GIVEN REQUEST>
Search the entries for the word "display" and pull out each line that has it.

DATA PROVIDED>
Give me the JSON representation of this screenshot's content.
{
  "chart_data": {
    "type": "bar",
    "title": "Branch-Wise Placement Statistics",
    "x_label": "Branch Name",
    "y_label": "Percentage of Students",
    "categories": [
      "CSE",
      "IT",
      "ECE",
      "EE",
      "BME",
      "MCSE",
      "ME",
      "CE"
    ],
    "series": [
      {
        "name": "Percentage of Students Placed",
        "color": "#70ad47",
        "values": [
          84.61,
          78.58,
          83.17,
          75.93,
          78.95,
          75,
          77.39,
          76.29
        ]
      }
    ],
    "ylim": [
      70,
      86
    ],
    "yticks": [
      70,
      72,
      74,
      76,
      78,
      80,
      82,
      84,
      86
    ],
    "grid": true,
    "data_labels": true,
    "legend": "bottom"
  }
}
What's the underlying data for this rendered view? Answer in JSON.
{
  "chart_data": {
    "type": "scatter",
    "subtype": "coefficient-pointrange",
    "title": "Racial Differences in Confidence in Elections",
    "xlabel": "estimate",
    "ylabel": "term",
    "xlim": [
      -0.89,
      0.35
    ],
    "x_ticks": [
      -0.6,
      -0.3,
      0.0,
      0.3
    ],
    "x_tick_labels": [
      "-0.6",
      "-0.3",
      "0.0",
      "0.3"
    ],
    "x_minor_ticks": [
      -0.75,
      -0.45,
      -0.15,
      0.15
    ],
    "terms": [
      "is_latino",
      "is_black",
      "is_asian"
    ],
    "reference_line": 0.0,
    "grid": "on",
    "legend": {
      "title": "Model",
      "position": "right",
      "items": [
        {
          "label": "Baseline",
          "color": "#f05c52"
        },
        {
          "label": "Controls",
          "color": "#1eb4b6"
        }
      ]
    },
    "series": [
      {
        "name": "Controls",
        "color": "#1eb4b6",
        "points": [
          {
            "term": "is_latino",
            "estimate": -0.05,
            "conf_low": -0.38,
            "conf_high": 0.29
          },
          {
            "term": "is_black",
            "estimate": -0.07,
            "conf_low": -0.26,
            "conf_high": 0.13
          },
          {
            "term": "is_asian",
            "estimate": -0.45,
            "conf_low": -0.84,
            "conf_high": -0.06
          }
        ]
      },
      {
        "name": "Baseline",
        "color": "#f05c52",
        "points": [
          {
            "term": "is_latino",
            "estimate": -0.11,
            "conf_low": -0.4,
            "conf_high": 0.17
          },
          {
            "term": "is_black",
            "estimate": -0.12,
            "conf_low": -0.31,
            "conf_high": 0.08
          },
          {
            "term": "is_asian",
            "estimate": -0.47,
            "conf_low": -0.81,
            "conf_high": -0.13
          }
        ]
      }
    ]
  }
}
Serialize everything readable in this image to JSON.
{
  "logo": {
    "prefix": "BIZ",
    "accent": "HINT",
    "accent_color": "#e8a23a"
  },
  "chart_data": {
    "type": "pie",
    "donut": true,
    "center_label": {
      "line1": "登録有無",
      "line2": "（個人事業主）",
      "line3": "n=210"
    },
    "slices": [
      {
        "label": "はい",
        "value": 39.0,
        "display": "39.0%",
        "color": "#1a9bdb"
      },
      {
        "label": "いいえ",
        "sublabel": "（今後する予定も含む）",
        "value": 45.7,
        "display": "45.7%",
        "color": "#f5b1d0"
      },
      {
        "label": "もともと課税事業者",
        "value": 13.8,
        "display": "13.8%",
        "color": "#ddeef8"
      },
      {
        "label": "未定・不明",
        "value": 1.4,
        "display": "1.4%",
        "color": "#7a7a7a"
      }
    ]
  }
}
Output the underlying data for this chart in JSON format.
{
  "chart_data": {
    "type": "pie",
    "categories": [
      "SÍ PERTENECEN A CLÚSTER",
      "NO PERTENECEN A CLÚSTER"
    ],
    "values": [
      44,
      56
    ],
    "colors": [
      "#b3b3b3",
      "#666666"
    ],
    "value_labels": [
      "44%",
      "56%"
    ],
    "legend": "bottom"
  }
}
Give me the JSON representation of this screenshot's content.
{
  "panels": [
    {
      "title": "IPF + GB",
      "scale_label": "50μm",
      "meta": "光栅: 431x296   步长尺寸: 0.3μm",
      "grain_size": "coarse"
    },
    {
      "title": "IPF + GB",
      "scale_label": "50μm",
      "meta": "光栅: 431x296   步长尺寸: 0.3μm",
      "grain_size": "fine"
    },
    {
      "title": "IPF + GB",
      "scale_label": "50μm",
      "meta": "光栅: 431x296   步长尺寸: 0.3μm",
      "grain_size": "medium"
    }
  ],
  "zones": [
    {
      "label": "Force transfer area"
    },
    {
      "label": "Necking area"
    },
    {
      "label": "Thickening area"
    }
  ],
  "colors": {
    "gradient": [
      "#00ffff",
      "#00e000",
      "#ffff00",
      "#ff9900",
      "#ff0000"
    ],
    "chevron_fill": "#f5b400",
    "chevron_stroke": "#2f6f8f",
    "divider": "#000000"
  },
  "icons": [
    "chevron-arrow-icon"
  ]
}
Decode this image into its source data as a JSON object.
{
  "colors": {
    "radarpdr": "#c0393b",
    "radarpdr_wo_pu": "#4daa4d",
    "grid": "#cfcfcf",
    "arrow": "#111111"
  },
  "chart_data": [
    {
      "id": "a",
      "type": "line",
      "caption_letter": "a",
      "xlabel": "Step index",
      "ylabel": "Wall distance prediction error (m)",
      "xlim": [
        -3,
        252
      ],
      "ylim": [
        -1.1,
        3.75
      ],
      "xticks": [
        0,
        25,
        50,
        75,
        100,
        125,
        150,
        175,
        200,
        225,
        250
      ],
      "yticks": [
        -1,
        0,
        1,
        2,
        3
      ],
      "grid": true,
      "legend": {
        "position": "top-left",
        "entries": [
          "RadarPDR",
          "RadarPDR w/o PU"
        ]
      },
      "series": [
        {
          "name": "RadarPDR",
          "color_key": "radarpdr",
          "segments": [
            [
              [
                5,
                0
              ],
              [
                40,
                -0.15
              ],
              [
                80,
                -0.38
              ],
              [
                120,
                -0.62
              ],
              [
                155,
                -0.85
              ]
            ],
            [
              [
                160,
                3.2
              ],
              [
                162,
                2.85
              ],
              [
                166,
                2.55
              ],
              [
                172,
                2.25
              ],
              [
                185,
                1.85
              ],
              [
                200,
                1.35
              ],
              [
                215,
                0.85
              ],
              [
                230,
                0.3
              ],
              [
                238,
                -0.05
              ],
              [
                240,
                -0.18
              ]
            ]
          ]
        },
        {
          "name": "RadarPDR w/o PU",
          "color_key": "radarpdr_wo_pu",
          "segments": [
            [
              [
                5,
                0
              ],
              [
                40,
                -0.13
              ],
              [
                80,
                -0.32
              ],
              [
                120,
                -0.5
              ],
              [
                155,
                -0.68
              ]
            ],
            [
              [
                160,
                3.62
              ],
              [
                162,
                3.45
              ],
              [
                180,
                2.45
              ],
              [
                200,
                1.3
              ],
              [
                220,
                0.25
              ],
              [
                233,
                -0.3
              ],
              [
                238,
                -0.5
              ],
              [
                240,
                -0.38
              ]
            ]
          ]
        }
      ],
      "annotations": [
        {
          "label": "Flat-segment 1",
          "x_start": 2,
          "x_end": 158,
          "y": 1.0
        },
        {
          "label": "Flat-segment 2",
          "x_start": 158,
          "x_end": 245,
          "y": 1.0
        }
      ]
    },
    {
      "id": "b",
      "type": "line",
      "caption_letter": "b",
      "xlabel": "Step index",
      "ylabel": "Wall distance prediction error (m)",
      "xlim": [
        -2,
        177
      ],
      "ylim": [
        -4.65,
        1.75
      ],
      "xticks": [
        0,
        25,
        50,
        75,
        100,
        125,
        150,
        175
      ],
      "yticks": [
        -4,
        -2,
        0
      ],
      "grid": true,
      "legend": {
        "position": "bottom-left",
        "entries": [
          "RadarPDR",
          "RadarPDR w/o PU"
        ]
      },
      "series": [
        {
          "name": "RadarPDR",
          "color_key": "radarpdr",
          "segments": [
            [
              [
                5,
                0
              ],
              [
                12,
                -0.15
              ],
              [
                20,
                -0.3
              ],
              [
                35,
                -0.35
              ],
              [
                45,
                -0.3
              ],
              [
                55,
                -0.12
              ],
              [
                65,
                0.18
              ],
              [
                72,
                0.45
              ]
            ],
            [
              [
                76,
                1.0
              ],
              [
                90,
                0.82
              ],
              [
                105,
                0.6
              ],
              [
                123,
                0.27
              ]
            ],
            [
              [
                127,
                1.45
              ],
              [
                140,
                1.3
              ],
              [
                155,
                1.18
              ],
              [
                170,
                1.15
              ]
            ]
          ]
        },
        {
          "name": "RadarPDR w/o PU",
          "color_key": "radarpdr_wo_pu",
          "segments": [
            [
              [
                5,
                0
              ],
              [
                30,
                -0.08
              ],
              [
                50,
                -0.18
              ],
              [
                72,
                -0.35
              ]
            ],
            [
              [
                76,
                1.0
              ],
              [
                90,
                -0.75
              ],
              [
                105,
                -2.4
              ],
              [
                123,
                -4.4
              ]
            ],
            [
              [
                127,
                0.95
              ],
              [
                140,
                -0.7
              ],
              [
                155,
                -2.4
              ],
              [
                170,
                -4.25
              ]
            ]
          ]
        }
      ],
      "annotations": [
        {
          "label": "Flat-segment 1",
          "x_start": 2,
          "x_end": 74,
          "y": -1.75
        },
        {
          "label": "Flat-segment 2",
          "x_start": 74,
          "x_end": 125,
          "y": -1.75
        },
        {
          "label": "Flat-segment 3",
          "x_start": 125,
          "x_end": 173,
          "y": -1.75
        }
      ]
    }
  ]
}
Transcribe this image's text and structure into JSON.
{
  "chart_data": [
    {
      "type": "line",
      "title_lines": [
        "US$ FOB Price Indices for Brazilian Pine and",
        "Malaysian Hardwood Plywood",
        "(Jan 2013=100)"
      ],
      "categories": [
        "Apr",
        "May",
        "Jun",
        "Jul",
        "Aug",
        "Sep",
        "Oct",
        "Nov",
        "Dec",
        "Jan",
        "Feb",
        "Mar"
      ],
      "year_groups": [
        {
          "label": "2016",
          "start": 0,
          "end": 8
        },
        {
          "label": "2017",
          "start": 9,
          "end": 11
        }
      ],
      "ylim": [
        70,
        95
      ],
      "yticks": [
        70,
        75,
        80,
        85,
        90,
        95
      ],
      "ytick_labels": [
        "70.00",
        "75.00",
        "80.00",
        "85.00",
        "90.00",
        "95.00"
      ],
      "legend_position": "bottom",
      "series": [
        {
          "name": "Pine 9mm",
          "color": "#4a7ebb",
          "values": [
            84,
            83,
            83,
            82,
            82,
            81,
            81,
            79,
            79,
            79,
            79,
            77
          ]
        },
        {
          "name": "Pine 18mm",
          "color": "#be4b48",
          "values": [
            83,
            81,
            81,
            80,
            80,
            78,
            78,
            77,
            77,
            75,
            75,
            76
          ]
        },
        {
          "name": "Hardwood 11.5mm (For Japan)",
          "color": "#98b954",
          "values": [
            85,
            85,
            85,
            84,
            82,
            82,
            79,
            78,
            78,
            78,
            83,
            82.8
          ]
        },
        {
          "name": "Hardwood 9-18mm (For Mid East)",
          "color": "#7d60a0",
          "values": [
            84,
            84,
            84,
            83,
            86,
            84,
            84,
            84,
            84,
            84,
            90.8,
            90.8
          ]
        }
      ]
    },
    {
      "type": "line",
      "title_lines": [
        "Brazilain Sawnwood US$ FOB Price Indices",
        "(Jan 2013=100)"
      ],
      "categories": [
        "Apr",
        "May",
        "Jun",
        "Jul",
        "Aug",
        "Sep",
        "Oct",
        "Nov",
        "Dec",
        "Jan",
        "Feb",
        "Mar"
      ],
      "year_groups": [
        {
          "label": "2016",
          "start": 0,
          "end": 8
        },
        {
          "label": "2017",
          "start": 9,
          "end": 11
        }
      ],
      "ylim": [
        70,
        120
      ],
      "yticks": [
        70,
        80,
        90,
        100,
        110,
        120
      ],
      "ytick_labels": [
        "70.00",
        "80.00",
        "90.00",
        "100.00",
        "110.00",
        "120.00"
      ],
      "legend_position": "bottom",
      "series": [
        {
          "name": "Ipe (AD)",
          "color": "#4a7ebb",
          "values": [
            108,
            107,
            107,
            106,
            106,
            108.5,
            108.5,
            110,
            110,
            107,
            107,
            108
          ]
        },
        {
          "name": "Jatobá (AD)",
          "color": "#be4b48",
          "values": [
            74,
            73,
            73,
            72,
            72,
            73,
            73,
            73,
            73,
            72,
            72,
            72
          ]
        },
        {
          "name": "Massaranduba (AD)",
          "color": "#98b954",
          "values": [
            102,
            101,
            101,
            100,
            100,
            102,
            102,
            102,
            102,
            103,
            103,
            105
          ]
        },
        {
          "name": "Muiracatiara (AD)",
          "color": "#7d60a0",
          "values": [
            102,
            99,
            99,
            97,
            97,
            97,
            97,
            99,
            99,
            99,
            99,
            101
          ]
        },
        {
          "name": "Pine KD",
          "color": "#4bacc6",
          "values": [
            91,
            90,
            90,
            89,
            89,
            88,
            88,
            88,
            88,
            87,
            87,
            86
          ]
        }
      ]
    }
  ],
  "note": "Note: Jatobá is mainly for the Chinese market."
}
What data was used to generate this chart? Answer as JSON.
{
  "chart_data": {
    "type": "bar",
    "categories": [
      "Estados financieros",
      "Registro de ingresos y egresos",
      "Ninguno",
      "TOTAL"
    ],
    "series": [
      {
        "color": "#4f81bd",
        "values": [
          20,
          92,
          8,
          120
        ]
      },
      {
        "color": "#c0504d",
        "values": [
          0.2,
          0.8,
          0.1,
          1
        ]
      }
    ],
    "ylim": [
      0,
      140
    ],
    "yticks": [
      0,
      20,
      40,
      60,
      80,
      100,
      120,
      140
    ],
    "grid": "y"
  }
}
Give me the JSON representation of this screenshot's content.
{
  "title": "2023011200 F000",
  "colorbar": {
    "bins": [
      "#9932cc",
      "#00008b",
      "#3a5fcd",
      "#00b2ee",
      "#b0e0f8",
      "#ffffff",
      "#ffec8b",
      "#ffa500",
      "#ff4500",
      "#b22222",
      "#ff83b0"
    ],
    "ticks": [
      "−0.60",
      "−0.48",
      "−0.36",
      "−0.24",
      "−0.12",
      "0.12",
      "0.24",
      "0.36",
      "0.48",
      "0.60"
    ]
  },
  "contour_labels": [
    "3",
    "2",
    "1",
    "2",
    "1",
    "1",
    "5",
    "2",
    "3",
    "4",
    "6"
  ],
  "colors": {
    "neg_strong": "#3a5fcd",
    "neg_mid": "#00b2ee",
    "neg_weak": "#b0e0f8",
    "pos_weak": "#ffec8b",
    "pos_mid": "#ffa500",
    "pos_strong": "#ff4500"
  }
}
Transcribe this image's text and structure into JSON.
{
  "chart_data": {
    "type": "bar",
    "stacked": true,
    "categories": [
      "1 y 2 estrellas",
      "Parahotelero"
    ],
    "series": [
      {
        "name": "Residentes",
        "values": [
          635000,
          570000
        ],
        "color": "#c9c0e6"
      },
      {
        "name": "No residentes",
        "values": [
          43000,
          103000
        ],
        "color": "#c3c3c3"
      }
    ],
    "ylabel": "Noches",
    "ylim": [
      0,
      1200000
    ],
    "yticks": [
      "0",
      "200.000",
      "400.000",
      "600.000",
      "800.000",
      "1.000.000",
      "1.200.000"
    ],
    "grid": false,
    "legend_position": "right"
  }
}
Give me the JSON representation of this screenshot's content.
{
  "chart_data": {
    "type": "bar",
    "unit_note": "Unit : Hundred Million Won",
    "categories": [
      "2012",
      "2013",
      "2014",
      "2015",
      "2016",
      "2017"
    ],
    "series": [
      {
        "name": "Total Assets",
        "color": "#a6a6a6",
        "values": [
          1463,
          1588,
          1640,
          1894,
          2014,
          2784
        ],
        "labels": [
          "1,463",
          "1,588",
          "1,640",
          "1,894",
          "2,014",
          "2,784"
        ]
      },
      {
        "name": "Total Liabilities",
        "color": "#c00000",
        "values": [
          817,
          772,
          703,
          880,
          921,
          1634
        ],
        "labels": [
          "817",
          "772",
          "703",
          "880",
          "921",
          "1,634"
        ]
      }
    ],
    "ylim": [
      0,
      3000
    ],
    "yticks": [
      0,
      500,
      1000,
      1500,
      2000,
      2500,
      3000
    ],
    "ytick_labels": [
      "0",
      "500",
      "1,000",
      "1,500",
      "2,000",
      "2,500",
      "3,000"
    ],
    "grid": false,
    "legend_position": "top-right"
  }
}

COMPLETE OUTPUT>
        "display": "39.0%",
        "display": "45.7%",
        "display": "13.8%",
        "display": "1.4%",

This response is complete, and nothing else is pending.